Pull out every line with the word "verified".
──────────────────────────────
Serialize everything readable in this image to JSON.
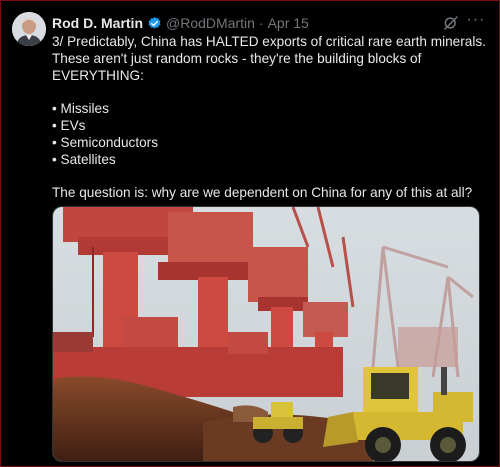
{
  "tweet": {
    "author_name": "Rod D. Martin",
    "handle": "@RodDMartin",
    "separator": "·",
    "date": "Apr 15",
    "more_label": "···",
    "lines": [
      "3/ Predictably, China has HALTED exports of critical rare earth minerals.",
      "These aren't just random rocks - they're the building blocks of",
      "EVERYTHING:",
      "",
      "• Missiles",
      "• EVs",
      "• Semiconductors",
      "• Satellites",
      "",
      "The question is: why are we dependent on China for any of this at all?"
    ]
  },
  "icons": {
    "verified": "verified-badge-icon",
    "grok": "grok-icon",
    "more": "more-options-icon"
  },
  "colors": {
    "background": "#000000",
    "text": "#e7e9ea",
    "secondary": "#71767b",
    "verified": "#1d9bf0",
    "border": "#7a0d0d"
  }
}
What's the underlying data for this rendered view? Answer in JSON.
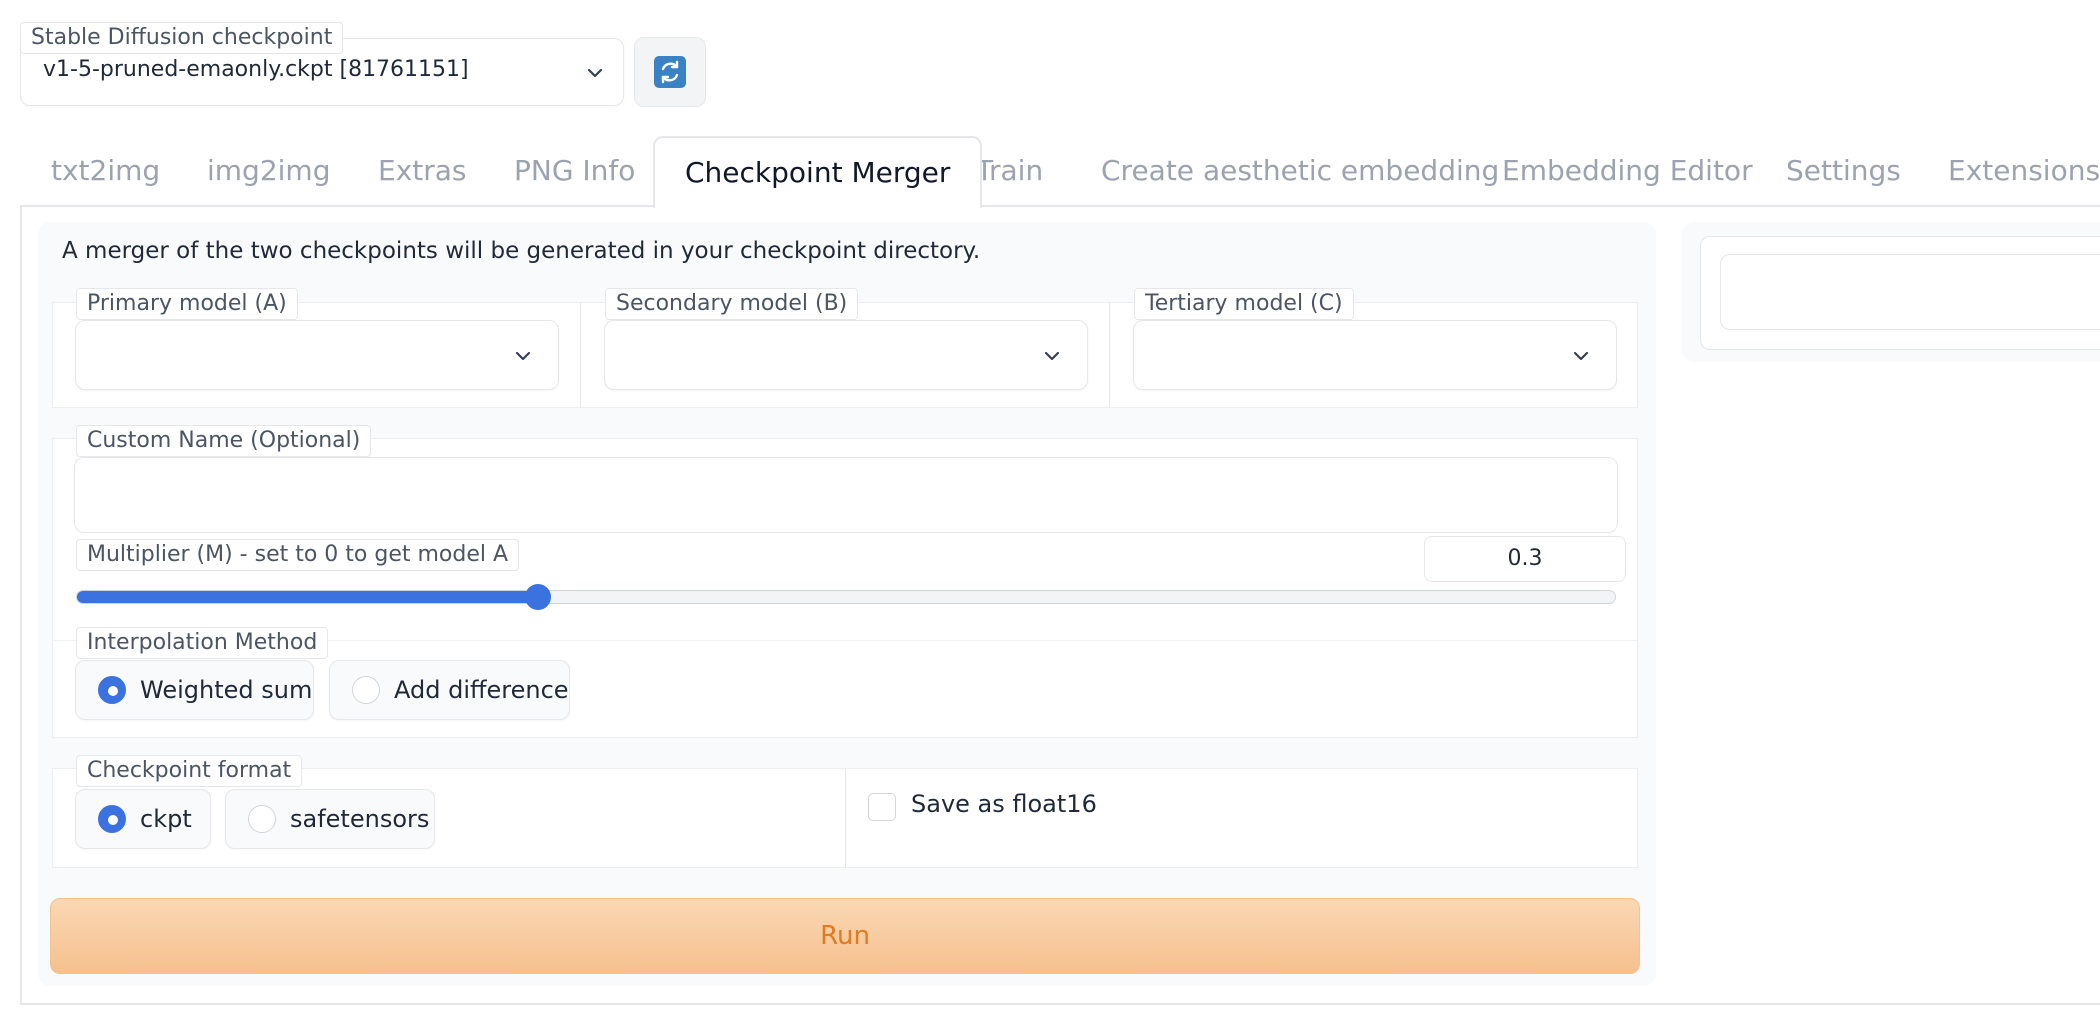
{
  "checkpoint": {
    "label": "Stable Diffusion checkpoint",
    "value": "v1-5-pruned-emaonly.ckpt [81761151]"
  },
  "tabs": [
    {
      "label": "txt2img"
    },
    {
      "label": "img2img"
    },
    {
      "label": "Extras"
    },
    {
      "label": "PNG Info"
    },
    {
      "label": "Checkpoint Merger"
    },
    {
      "label": "Train"
    },
    {
      "label": "Create aesthetic embedding"
    },
    {
      "label": "Embedding Editor"
    },
    {
      "label": "Settings"
    },
    {
      "label": "Extensions"
    }
  ],
  "active_tab": "Checkpoint Merger",
  "merger": {
    "description": "A merger of the two checkpoints will be generated in your checkpoint directory.",
    "primary_label": "Primary model (A)",
    "primary_value": "",
    "secondary_label": "Secondary model (B)",
    "secondary_value": "",
    "tertiary_label": "Tertiary model (C)",
    "tertiary_value": "",
    "custom_name_label": "Custom Name (Optional)",
    "custom_name_value": "",
    "multiplier_label": "Multiplier (M) - set to 0 to get model A",
    "multiplier_value": "0.3",
    "multiplier_min": 0,
    "multiplier_max": 1,
    "interp_label": "Interpolation Method",
    "interp_options": [
      "Weighted sum",
      "Add difference"
    ],
    "interp_selected": "Weighted sum",
    "format_label": "Checkpoint format",
    "format_options": [
      "ckpt",
      "safetensors"
    ],
    "format_selected": "ckpt",
    "float16_label": "Save as float16",
    "float16_checked": false,
    "run_label": "Run"
  },
  "colors": {
    "accent": "#3b72e0",
    "run_text": "#e07b22",
    "run_bg": "#f6c08e"
  }
}
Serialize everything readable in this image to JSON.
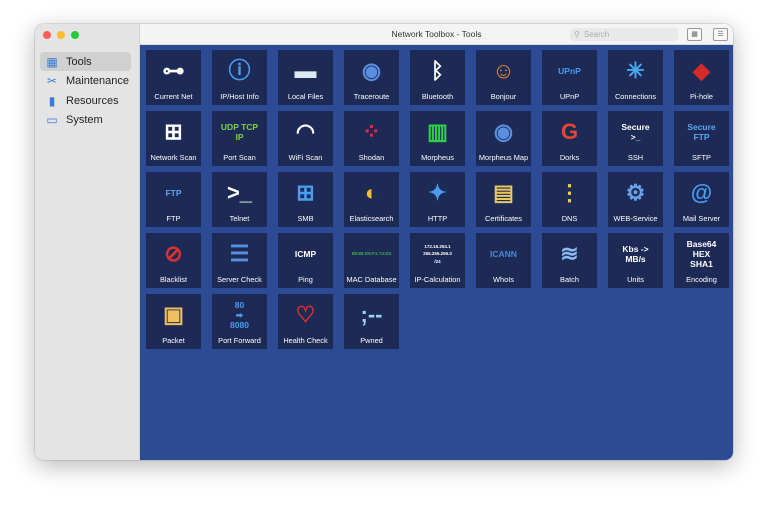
{
  "window": {
    "title": "Network Toolbox - Tools",
    "search_placeholder": "Search",
    "grid_view_icon": "grid-icon",
    "list_view_icon": "list-icon"
  },
  "sidebar": {
    "items": [
      {
        "label": "Tools",
        "icon": "grid-icon",
        "glyph": "▦",
        "active": true
      },
      {
        "label": "Maintenance",
        "icon": "tools-icon",
        "glyph": "✂",
        "active": false
      },
      {
        "label": "Resources",
        "icon": "books-icon",
        "glyph": "▮",
        "active": false
      },
      {
        "label": "System",
        "icon": "monitor-icon",
        "glyph": "▭",
        "active": false
      }
    ]
  },
  "colors": {
    "main_bg": "#2d4b94",
    "tile_bg": "#1e2a56",
    "accent": "#3a7bd5"
  },
  "tools": [
    {
      "label": "Current Net",
      "icon": "network-tree-icon",
      "glyph": "⊶",
      "color": "#ffffff"
    },
    {
      "label": "IP/Host Info",
      "icon": "info-icon",
      "glyph": "ⓘ",
      "color": "#4a9cf0"
    },
    {
      "label": "Local Files",
      "icon": "folder-icon",
      "glyph": "▬",
      "color": "#dde8f5"
    },
    {
      "label": "Traceroute",
      "icon": "world-map-icon",
      "glyph": "◉",
      "color": "#5a8fe0"
    },
    {
      "label": "Bluetooth",
      "icon": "bluetooth-icon",
      "glyph": "ᛒ",
      "color": "#ffffff"
    },
    {
      "label": "Bonjour",
      "icon": "bonjour-icon",
      "glyph": "☺",
      "color": "#e58a40"
    },
    {
      "label": "UPnP",
      "icon": "upnp-icon",
      "text": "UPnP",
      "color": "#4a9cf0"
    },
    {
      "label": "Connections",
      "icon": "connections-icon",
      "glyph": "✳",
      "color": "#4aa8f0"
    },
    {
      "label": "Pi-hole",
      "icon": "pihole-icon",
      "glyph": "◆",
      "color": "#d42a2a"
    },
    {
      "label": "Network Scan",
      "icon": "hierarchy-icon",
      "glyph": "⊞",
      "color": "#ffffff"
    },
    {
      "label": "Port Scan",
      "icon": "ports-icon",
      "text": "UDP TCP\nIP",
      "color": "#7fd04a"
    },
    {
      "label": "WiFi Scan",
      "icon": "wifi-icon",
      "glyph": "◠",
      "color": "#ffffff"
    },
    {
      "label": "Shodan",
      "icon": "shodan-icon",
      "glyph": "⁘",
      "color": "#e03030"
    },
    {
      "label": "Morpheus",
      "icon": "matrix-icon",
      "glyph": "▥",
      "color": "#2fd04a"
    },
    {
      "label": "Morpheus Map",
      "icon": "world-map-icon",
      "glyph": "◉",
      "color": "#5a8fe0"
    },
    {
      "label": "Dorks",
      "icon": "google-icon",
      "glyph": "G",
      "color": "#ea4335"
    },
    {
      "label": "SSH",
      "icon": "terminal-icon",
      "text": "Secure\n>_",
      "color": "#ffffff"
    },
    {
      "label": "SFTP",
      "icon": "sftp-icon",
      "text": "Secure\nFTP",
      "color": "#5aa8f0"
    },
    {
      "label": "FTP",
      "icon": "ftp-icon",
      "text": "FTP",
      "color": "#5aa8f0"
    },
    {
      "label": "Telnet",
      "icon": "terminal-icon",
      "glyph": ">_",
      "color": "#ffffff"
    },
    {
      "label": "SMB",
      "icon": "windows-icon",
      "glyph": "⊞",
      "color": "#4a9cf0"
    },
    {
      "label": "Elasticsearch",
      "icon": "elasticsearch-icon",
      "glyph": "◐",
      "color": "#f0c030"
    },
    {
      "label": "HTTP",
      "icon": "compass-icon",
      "glyph": "✦",
      "color": "#4a9cf0"
    },
    {
      "label": "Certificates",
      "icon": "certificate-icon",
      "glyph": "▤",
      "color": "#e8c860"
    },
    {
      "label": "DNS",
      "icon": "dns-icon",
      "glyph": "⋮",
      "color": "#f0d040"
    },
    {
      "label": "WEB-Service",
      "icon": "web-service-icon",
      "glyph": "⚙",
      "color": "#6aa0f0"
    },
    {
      "label": "Mail Server",
      "icon": "at-icon",
      "glyph": "@",
      "color": "#4a9cf0"
    },
    {
      "label": "Blacklist",
      "icon": "blocked-mail-icon",
      "glyph": "⊘",
      "color": "#e03030"
    },
    {
      "label": "Server Check",
      "icon": "server-rack-icon",
      "glyph": "☰",
      "color": "#5a8fe0"
    },
    {
      "label": "Ping",
      "icon": "icmp-icon",
      "text": "ICMP",
      "color": "#ffffff"
    },
    {
      "label": "MAC Database",
      "icon": "network-card-icon",
      "tiny": "88:88:D5:F1:74:D3",
      "glyph": "▭",
      "color": "#3cb050"
    },
    {
      "label": "IP-Calculation",
      "icon": "ip-calc-icon",
      "tiny": "172.16.254.1\n255.255.255.0\n/24",
      "color": "#ffffff"
    },
    {
      "label": "WhoIs",
      "icon": "icann-icon",
      "text": "ICANN",
      "color": "#4a8ad0"
    },
    {
      "label": "Batch",
      "icon": "layers-icon",
      "glyph": "≋",
      "color": "#8ab8f0"
    },
    {
      "label": "Units",
      "icon": "units-icon",
      "text": "Kbs ->\nMB/s",
      "color": "#ffffff"
    },
    {
      "label": "Encoding",
      "icon": "encoding-icon",
      "text": "Base64\nHEX\nSHA1",
      "color": "#ffffff"
    },
    {
      "label": "Packet",
      "icon": "package-icon",
      "glyph": "▣",
      "color": "#f0c060"
    },
    {
      "label": "Port Forward",
      "icon": "arrow-right-icon",
      "text": "80\n➡\n8080",
      "color": "#4a9cf0"
    },
    {
      "label": "Health Check",
      "icon": "stethoscope-icon",
      "glyph": "♡",
      "color": "#e03030"
    },
    {
      "label": "Pwned",
      "icon": "pwned-icon",
      "glyph": ";--",
      "color": "#9ad0f0"
    }
  ]
}
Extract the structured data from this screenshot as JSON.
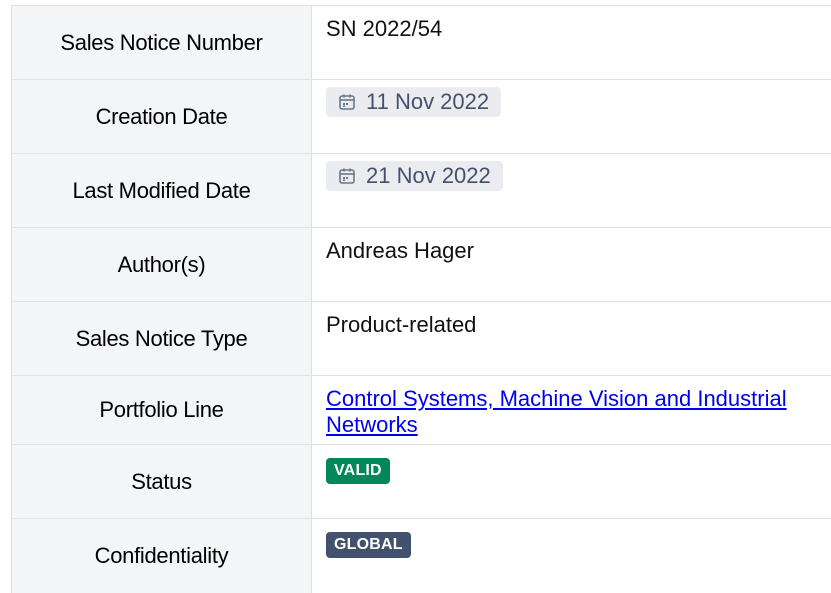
──────────────────────────────
§ REPLY
    "verified": "verified-badge-icon",
    "verified": "#1d9bf0",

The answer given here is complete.